* start DATA SHOWN *

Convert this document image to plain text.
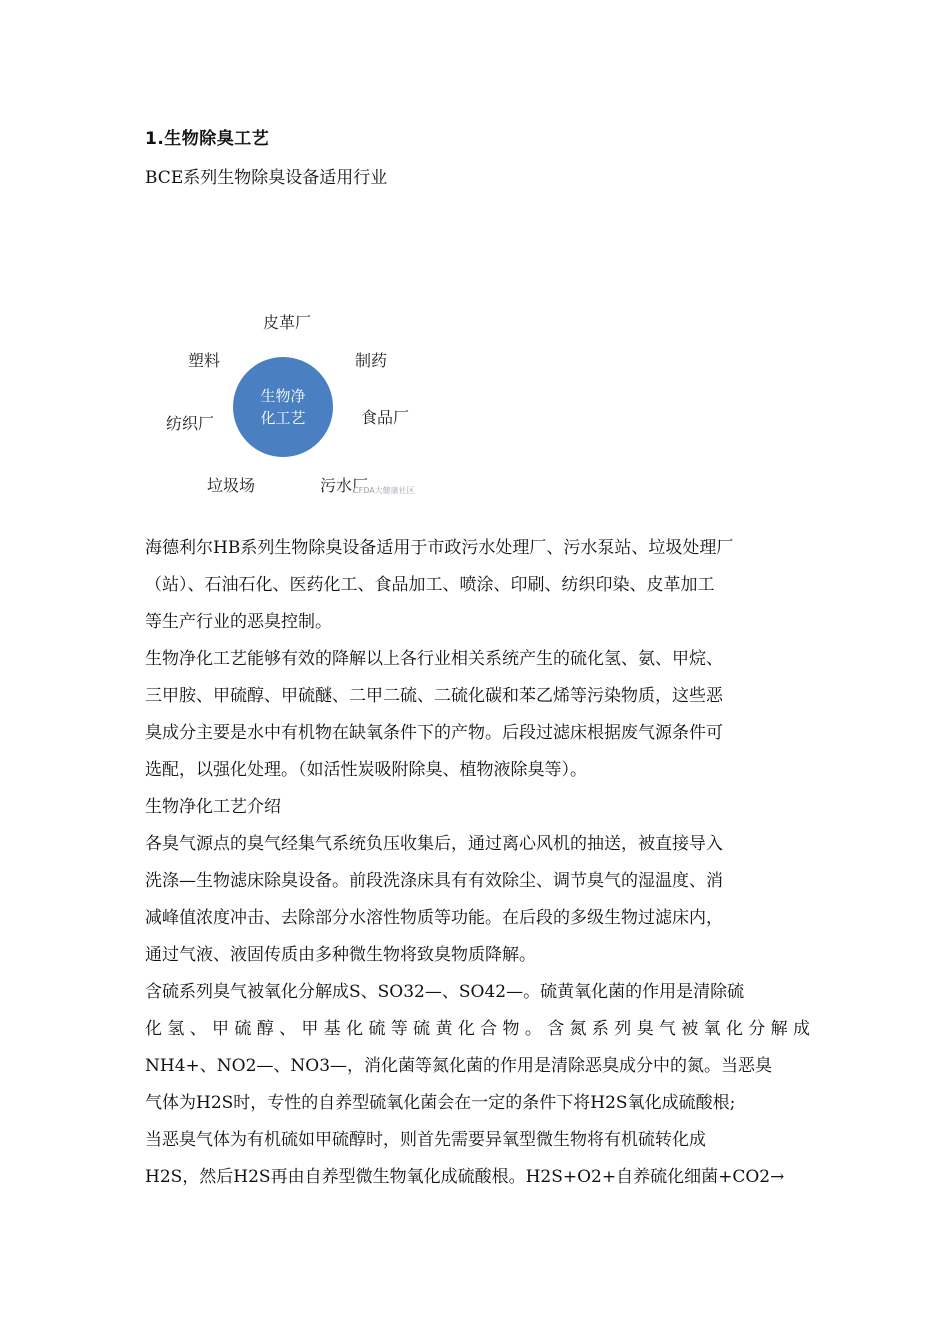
1.生物除臭工艺
BCE系列生物除臭设备适用行业
皮革厂
塑料	制药
纺织厂	食品厂
垃圾场	污水厂
生物净
化工艺
CFDA大健康社区

海德利尔HB系列生物除臭设备适用于市政污水处理厂、污水泵站、垃圾处理厂
（站）、石油石化、医药化工、食品加工、喷涂、印刷、纺织印染、皮革加工
等生产行业的恶臭控制。

生物净化工艺能够有效的降解以上各行业相关系统产生的硫化氢、氨、甲烷、
三甲胺、甲硫醇、甲硫醚、二甲二硫、二硫化碳和苯乙烯等污染物质，这些恶
臭成分主要是水中有机物在缺氧条件下的产物。后段过滤床根据废气源条件可
选配，以强化处理。（如活性炭吸附除臭、植物液除臭等）。

生物净化工艺介绍

各臭气源点的臭气经集气系统负压收集后，通过离心风机的抽送，被直接导入
洗涤—生物滤床除臭设备。前段洗涤床具有有效除尘、调节臭气的湿温度、消
减峰值浓度冲击、去除部分水溶性物质等功能。在后段的多级生物过滤床内，
通过气液、液固传质由多种微生物将致臭物质降解。

含硫系列臭气被氧化分解成S、SO32—、SO42—。硫黄氧化菌的作用是清除硫
化氢、甲硫醇、甲基化硫等硫黄化合物。含氮系列臭气被氧化分解成
NH4+、NO2—、NO3—，消化菌等氮化菌的作用是清除恶臭成分中的氮。当恶臭
气体为H2S时，专性的自养型硫氧化菌会在一定的条件下将H2S氧化成硫酸根;
当恶臭气体为有机硫如甲硫醇时，则首先需要异氧型微生物将有机硫转化成
H2S，然后H2S再由自养型微生物氧化成硫酸根。H2S+O2+自养硫化细菌+CO2→
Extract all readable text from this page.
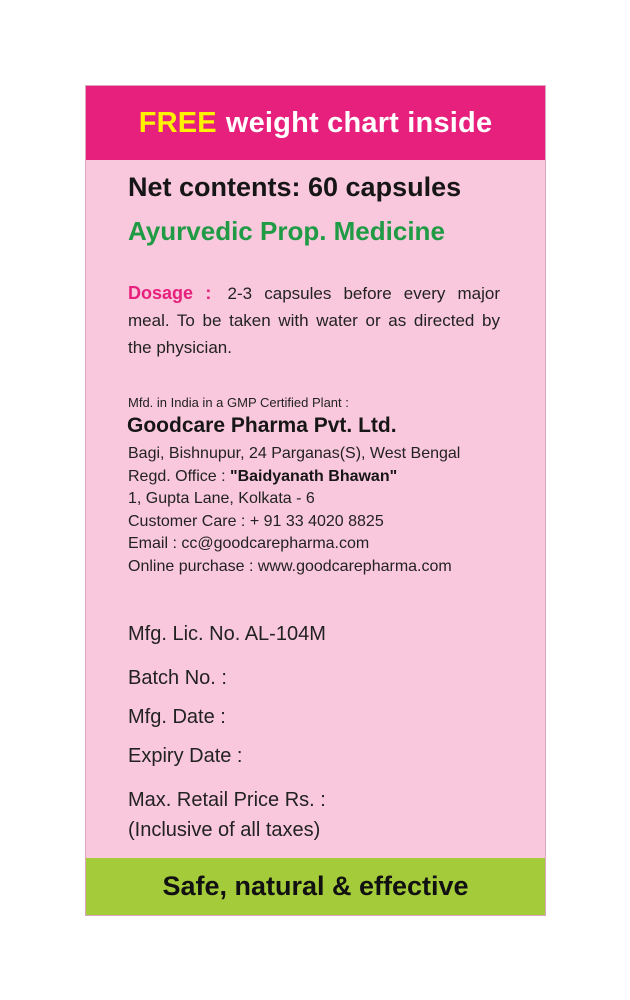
FREE weight chart inside
Net contents: 60 capsules
Ayurvedic Prop. Medicine
Dosage : 2-3 capsules before every major meal. To be taken with water or as directed by the physician.
Mfd. in India in a GMP Certified Plant :
Goodcare Pharma Pvt. Ltd.
Bagi, Bishnupur, 24 Parganas(S), West Bengal
Regd. Office : "Baidyanath Bhawan"
1, Gupta Lane, Kolkata - 6
Customer Care : + 91 33 4020 8825
Email : cc@goodcarepharma.com
Online purchase : www.goodcarepharma.com
Mfg. Lic. No. AL-104M
Batch No. :
Mfg. Date :
Expiry Date :
Max. Retail Price Rs. :
(Inclusive of all taxes)
Safe, natural & effective
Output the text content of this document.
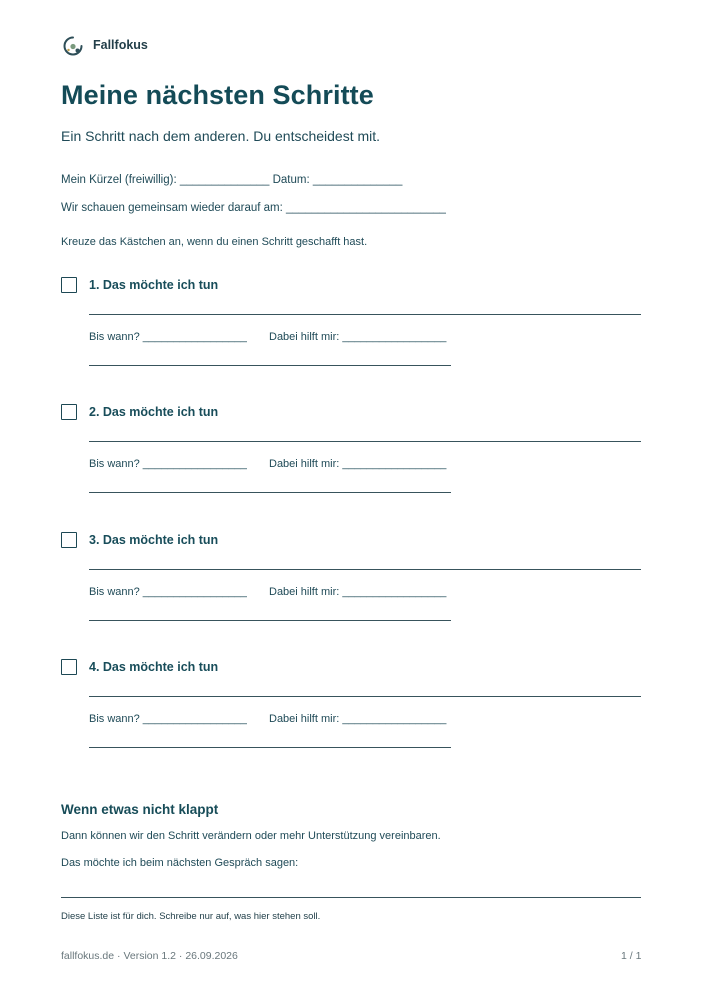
Fallfokus
Meine nächsten Schritte

Ein Schritt nach dem anderen. Du entscheidest mit.

Mein Kürzel (freiwillig): ______________ Datum: ______________
Wir schauen gemeinsam wieder darauf am: _________________________
Kreuze das Kästchen an, wenn du einen Schritt geschafft hast.
1. Das möchte ich tun
Bis wann? _________________ Dabei hilft mir: _________________
2. Das möchte ich tun
Bis wann? _________________ Dabei hilft mir: _________________
3. Das möchte ich tun
Bis wann? _________________ Dabei hilft mir: _________________
4. Das möchte ich tun
Bis wann? _________________ Dabei hilft mir: _________________
Wenn etwas nicht klappt
Dann können wir den Schritt verändern oder mehr Unterstützung vereinbaren.
Das möchte ich beim nächsten Gespräch sagen:
Diese Liste ist für dich. Schreibe nur auf, was hier stehen soll.
fallfokus.de · Version 1.2 · 26.09.2026	1 / 1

* end DATA SHOWN *

§ **EXERCISE GOAL**: Skip the pictures and write out exactly the lines from the line containing "Output the text content of this document." through the end of the listing above.

§ **FINAL RESULT**:
Output the text content of this document.
Fallfokus
Meine nächsten Schritte

Ein Schritt nach dem anderen. Du entscheidest mit.

Mein Kürzel (freiwillig): ______________ Datum: ______________
Wir schauen gemeinsam wieder darauf am: _________________________
Kreuze das Kästchen an, wenn du einen Schritt geschafft hast.
1. Das möchte ich tun
Bis wann? _________________ Dabei hilft mir: _________________
2. Das möchte ich tun
Bis wann? _________________ Dabei hilft mir: _________________
3. Das möchte ich tun
Bis wann? _________________ Dabei hilft mir: _________________
4. Das möchte ich tun
Bis wann? _________________ Dabei hilft mir: _________________
Wenn etwas nicht klappt
Dann können wir den Schritt verändern oder mehr Unterstützung vereinbaren.
Das möchte ich beim nächsten Gespräch sagen:
Diese Liste ist für dich. Schreibe nur auf, was hier stehen soll.
fallfokus.de · Version 1.2 · 26.09.2026	1 / 1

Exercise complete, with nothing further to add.